-- Begin Supplied data --
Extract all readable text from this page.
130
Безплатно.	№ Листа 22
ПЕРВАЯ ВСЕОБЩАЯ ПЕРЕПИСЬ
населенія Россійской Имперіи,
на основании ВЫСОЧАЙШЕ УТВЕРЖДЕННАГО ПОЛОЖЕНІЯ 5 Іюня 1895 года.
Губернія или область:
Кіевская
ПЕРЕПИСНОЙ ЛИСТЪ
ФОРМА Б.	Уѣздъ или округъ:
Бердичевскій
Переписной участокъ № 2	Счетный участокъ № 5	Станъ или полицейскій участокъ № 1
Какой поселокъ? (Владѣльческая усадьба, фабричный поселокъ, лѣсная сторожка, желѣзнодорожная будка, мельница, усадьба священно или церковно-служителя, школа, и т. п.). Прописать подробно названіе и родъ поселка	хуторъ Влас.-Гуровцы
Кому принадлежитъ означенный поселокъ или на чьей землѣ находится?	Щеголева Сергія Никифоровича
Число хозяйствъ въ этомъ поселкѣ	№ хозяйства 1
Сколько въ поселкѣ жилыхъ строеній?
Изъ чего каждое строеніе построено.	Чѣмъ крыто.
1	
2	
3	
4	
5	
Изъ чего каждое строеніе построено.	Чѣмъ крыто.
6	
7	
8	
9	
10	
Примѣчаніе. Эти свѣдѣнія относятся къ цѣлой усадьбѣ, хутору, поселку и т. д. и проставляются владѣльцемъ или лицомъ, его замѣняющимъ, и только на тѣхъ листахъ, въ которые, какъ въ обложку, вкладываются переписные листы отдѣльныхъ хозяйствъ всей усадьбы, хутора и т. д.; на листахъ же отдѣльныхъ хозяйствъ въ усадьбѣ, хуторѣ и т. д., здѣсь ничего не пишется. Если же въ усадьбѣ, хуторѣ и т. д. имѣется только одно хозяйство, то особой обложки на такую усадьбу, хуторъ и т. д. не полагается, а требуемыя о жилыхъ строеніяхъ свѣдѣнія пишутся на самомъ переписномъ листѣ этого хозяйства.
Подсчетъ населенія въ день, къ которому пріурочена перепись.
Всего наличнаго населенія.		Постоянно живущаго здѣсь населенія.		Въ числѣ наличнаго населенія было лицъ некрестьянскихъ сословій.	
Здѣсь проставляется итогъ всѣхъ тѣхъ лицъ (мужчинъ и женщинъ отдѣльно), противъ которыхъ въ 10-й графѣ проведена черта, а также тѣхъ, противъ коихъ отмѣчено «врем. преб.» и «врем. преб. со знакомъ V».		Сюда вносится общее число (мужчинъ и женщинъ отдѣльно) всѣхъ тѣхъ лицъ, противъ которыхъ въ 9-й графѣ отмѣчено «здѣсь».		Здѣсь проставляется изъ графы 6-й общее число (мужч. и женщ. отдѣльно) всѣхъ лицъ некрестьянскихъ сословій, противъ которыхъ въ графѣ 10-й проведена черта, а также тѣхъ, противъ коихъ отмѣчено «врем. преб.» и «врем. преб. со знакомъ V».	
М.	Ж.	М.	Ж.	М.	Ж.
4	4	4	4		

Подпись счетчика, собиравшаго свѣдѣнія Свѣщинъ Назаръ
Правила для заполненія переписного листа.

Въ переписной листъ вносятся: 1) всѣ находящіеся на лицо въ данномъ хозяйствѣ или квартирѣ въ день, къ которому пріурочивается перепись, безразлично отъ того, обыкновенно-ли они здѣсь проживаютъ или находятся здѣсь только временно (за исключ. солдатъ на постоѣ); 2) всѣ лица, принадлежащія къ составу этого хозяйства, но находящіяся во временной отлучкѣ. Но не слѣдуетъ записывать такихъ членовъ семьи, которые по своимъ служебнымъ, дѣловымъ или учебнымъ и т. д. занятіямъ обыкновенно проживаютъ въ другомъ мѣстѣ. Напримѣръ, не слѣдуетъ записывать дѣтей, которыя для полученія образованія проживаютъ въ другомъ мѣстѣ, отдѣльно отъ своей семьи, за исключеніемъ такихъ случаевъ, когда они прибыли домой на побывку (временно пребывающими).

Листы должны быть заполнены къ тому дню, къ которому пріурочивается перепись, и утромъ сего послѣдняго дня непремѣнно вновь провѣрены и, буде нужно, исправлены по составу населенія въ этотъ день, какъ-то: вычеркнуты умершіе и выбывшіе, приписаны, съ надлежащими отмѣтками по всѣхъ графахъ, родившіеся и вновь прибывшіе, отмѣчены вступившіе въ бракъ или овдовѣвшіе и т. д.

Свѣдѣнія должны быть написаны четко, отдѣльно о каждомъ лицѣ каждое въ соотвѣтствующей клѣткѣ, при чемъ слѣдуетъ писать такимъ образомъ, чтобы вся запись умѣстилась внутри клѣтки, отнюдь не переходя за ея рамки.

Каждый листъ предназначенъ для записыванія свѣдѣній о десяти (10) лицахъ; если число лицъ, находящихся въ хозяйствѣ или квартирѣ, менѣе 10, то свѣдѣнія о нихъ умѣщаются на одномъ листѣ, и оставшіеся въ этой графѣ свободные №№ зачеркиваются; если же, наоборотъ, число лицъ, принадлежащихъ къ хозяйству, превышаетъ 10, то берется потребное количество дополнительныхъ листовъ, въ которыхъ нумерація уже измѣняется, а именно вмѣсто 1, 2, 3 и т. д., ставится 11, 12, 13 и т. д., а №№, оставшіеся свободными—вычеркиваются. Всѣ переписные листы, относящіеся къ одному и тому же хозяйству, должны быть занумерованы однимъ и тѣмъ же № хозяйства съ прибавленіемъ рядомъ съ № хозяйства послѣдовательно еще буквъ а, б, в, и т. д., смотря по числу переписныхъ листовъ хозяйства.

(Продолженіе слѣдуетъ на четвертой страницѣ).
-- End Supplied data --
▶ Exercise description
Pick out all lines containing the string "некрестьянскихъ".

▶ Task output
Всего наличнаго населенія.		Постоянно живущаго здѣсь населенія.		Въ числѣ наличнаго населенія было лицъ некрестьянскихъ сословій.	
Здѣсь проставляется итогъ всѣхъ тѣхъ лицъ (мужчинъ и женщинъ отдѣльно), противъ которыхъ въ 10-й графѣ проведена черта, а также тѣхъ, противъ коихъ отмѣчено «врем. преб.» и «врем. преб. со знакомъ V».		Сюда вносится общее число (мужчинъ и женщинъ отдѣльно) всѣхъ тѣхъ лицъ, противъ которыхъ въ 9-й графѣ отмѣчено «здѣсь».		Здѣсь проставляется изъ графы 6-й общее число (мужч. и женщ. отдѣльно) всѣхъ лицъ некрестьянскихъ сословій, противъ которыхъ въ графѣ 10-й проведена черта, а также тѣхъ, противъ коихъ отмѣчено «врем. преб.» и «врем. преб. со знакомъ V».	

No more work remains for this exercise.